[Recorded data]:
__________________________________________________

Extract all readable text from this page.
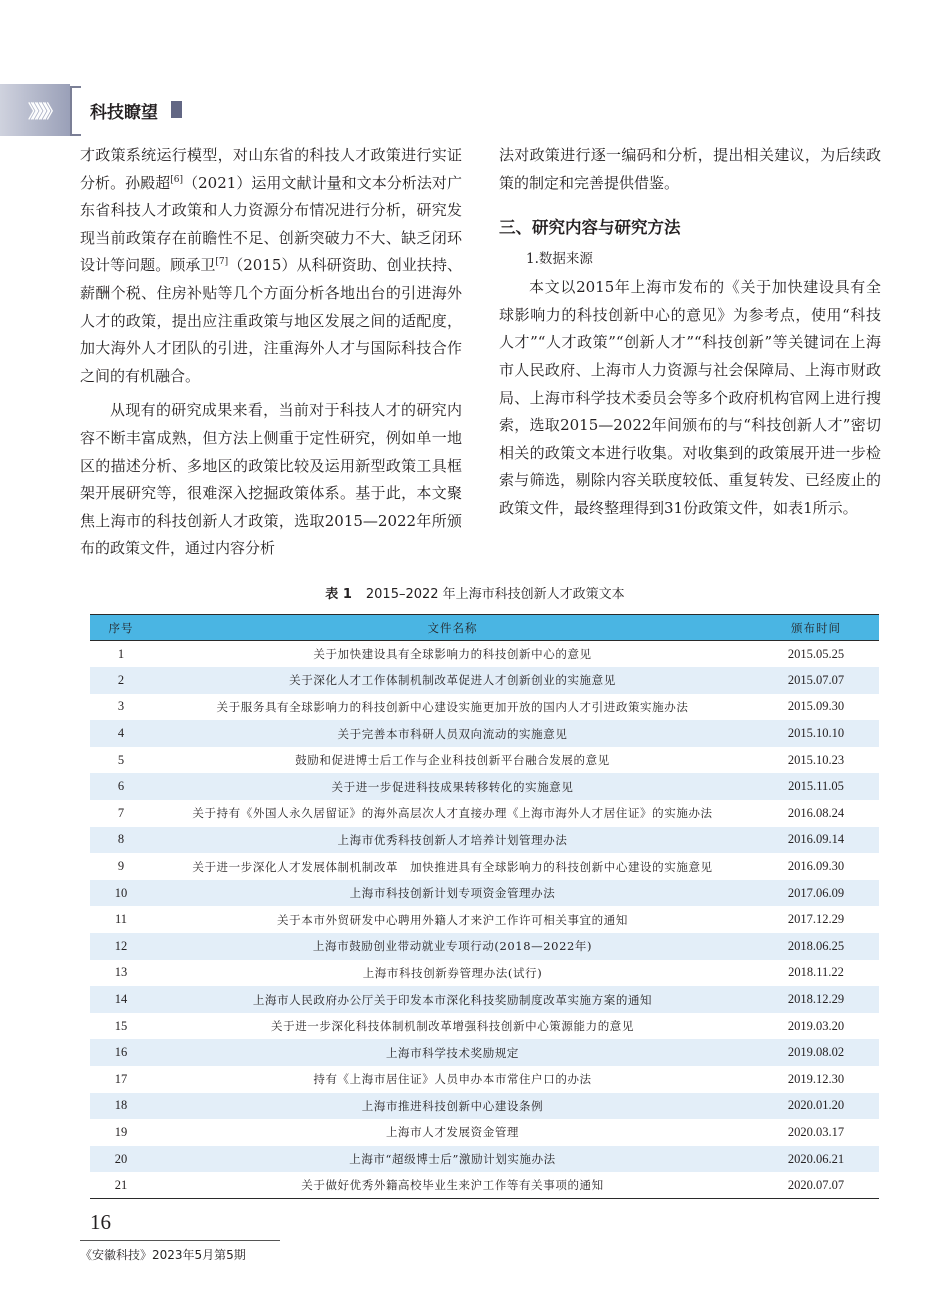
》》》》》 科技瞭望

才政策系统运行模型，对山东省的科技人才政策进行实证分析。孙殿超[6]（2021）运用文献计量和文本分析法对广东省科技人才政策和人力资源分布情况进行分析，研究发现当前政策存在前瞻性不足、创新突破力不大、缺乏闭环设计等问题。顾承卫[7]（2015）从科研资助、创业扶持、薪酬个税、住房补贴等几个方面分析各地出台的引进海外人才的政策，提出应注重政策与地区发展之间的适配度，加大海外人才团队的引进，注重海外人才与国际科技合作之间的有机融合。

从现有的研究成果来看，当前对于科技人才的研究内容不断丰富成熟，但方法上侧重于定性研究，例如单一地区的描述分析、多地区的政策比较及运用新型政策工具框架开展研究等，很难深入挖掘政策体系。基于此，本文聚焦上海市的科技创新人才政策，选取2015—2022年所颁布的政策文件，通过内容分析

法对政策进行逐一编码和分析，提出相关建议，为后续政策的制定和完善提供借鉴。

三、研究内容与研究方法

1.数据来源

本文以2015年上海市发布的《关于加快建设具有全球影响力的科技创新中心的意见》为参考点，使用“科技人才”“人才政策”“创新人才”“科技创新”等关键词在上海市人民政府、上海市人力资源与社会保障局、上海市财政局、上海市科学技术委员会等多个政府机构官网上进行搜索，选取2015—2022年间颁布的与“科技创新人才”密切相关的政策文本进行收集。对收集到的政策展开进一步检索与筛选，剔除内容关联度较低、重复转发、已经废止的政策文件，最终整理得到31份政策文件，如表1所示。

表 1 2015–2022 年上海市科技创新人才政策文本
序号	文件名称	颁布时间
1	关于加快建设具有全球影响力的科技创新中心的意见	2015.05.25
2	关于深化人才工作体制机制改革促进人才创新创业的实施意见	2015.07.07
3	关于服务具有全球影响力的科技创新中心建设实施更加开放的国内人才引进政策实施办法	2015.09.30
4	关于完善本市科研人员双向流动的实施意见	2015.10.10
5	鼓励和促进博士后工作与企业科技创新平台融合发展的意见	2015.10.23
6	关于进一步促进科技成果转移转化的实施意见	2015.11.05
7	关于持有《外国人永久居留证》的海外高层次人才直接办理《上海市海外人才居住证》的实施办法	2016.08.24
8	上海市优秀科技创新人才培养计划管理办法	2016.09.14
9	关于进一步深化人才发展体制机制改革　加快推进具有全球影响力的科技创新中心建设的实施意见	2016.09.30
10	上海市科技创新计划专项资金管理办法	2017.06.09
11	关于本市外贸研发中心聘用外籍人才来沪工作许可相关事宜的通知	2017.12.29
12	上海市鼓励创业带动就业专项行动(2018—2022年)	2018.06.25
13	上海市科技创新券管理办法(试行)	2018.11.22
14	上海市人民政府办公厅关于印发本市深化科技奖励制度改革实施方案的通知	2018.12.29
15	关于进一步深化科技体制机制改革增强科技创新中心策源能力的意见	2019.03.20
16	上海市科学技术奖励规定	2019.08.02
17	持有《上海市居住证》人员申办本市常住户口的办法	2019.12.30
18	上海市推进科技创新中心建设条例	2020.01.20
19	上海市人才发展资金管理	2020.03.17
20	上海市“超级博士后”激励计划实施办法	2020.06.21
21	关于做好优秀外籍高校毕业生来沪工作等有关事项的通知	2020.07.07
16
《安徽科技》2023年5月第5期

__________________________________________________

[PROMPT]: Reproduce each record above by retyping it exactly; omit all images.

[CORRECT OUTPUT]:
Extract all readable text from this page.
》》》》》 科技瞭望

才政策系统运行模型，对山东省的科技人才政策进行实证分析。孙殿超[6]（2021）运用文献计量和文本分析法对广东省科技人才政策和人力资源分布情况进行分析，研究发现当前政策存在前瞻性不足、创新突破力不大、缺乏闭环设计等问题。顾承卫[7]（2015）从科研资助、创业扶持、薪酬个税、住房补贴等几个方面分析各地出台的引进海外人才的政策，提出应注重政策与地区发展之间的适配度，加大海外人才团队的引进，注重海外人才与国际科技合作之间的有机融合。

从现有的研究成果来看，当前对于科技人才的研究内容不断丰富成熟，但方法上侧重于定性研究，例如单一地区的描述分析、多地区的政策比较及运用新型政策工具框架开展研究等，很难深入挖掘政策体系。基于此，本文聚焦上海市的科技创新人才政策，选取2015—2022年所颁布的政策文件，通过内容分析

法对政策进行逐一编码和分析，提出相关建议，为后续政策的制定和完善提供借鉴。

三、研究内容与研究方法

1.数据来源

本文以2015年上海市发布的《关于加快建设具有全球影响力的科技创新中心的意见》为参考点，使用“科技人才”“人才政策”“创新人才”“科技创新”等关键词在上海市人民政府、上海市人力资源与社会保障局、上海市财政局、上海市科学技术委员会等多个政府机构官网上进行搜索，选取2015—2022年间颁布的与“科技创新人才”密切相关的政策文本进行收集。对收集到的政策展开进一步检索与筛选，剔除内容关联度较低、重复转发、已经废止的政策文件，最终整理得到31份政策文件，如表1所示。

表 1 2015–2022 年上海市科技创新人才政策文本
序号	文件名称	颁布时间
1	关于加快建设具有全球影响力的科技创新中心的意见	2015.05.25
2	关于深化人才工作体制机制改革促进人才创新创业的实施意见	2015.07.07
3	关于服务具有全球影响力的科技创新中心建设实施更加开放的国内人才引进政策实施办法	2015.09.30
4	关于完善本市科研人员双向流动的实施意见	2015.10.10
5	鼓励和促进博士后工作与企业科技创新平台融合发展的意见	2015.10.23
6	关于进一步促进科技成果转移转化的实施意见	2015.11.05
7	关于持有《外国人永久居留证》的海外高层次人才直接办理《上海市海外人才居住证》的实施办法	2016.08.24
8	上海市优秀科技创新人才培养计划管理办法	2016.09.14
9	关于进一步深化人才发展体制机制改革　加快推进具有全球影响力的科技创新中心建设的实施意见	2016.09.30
10	上海市科技创新计划专项资金管理办法	2017.06.09
11	关于本市外贸研发中心聘用外籍人才来沪工作许可相关事宜的通知	2017.12.29
12	上海市鼓励创业带动就业专项行动(2018—2022年)	2018.06.25
13	上海市科技创新券管理办法(试行)	2018.11.22
14	上海市人民政府办公厅关于印发本市深化科技奖励制度改革实施方案的通知	2018.12.29
15	关于进一步深化科技体制机制改革增强科技创新中心策源能力的意见	2019.03.20
16	上海市科学技术奖励规定	2019.08.02
17	持有《上海市居住证》人员申办本市常住户口的办法	2019.12.30
18	上海市推进科技创新中心建设条例	2020.01.20
19	上海市人才发展资金管理	2020.03.17
20	上海市“超级博士后”激励计划实施办法	2020.06.21
21	关于做好优秀外籍高校毕业生来沪工作等有关事项的通知	2020.07.07
16
《安徽科技》2023年5月第5期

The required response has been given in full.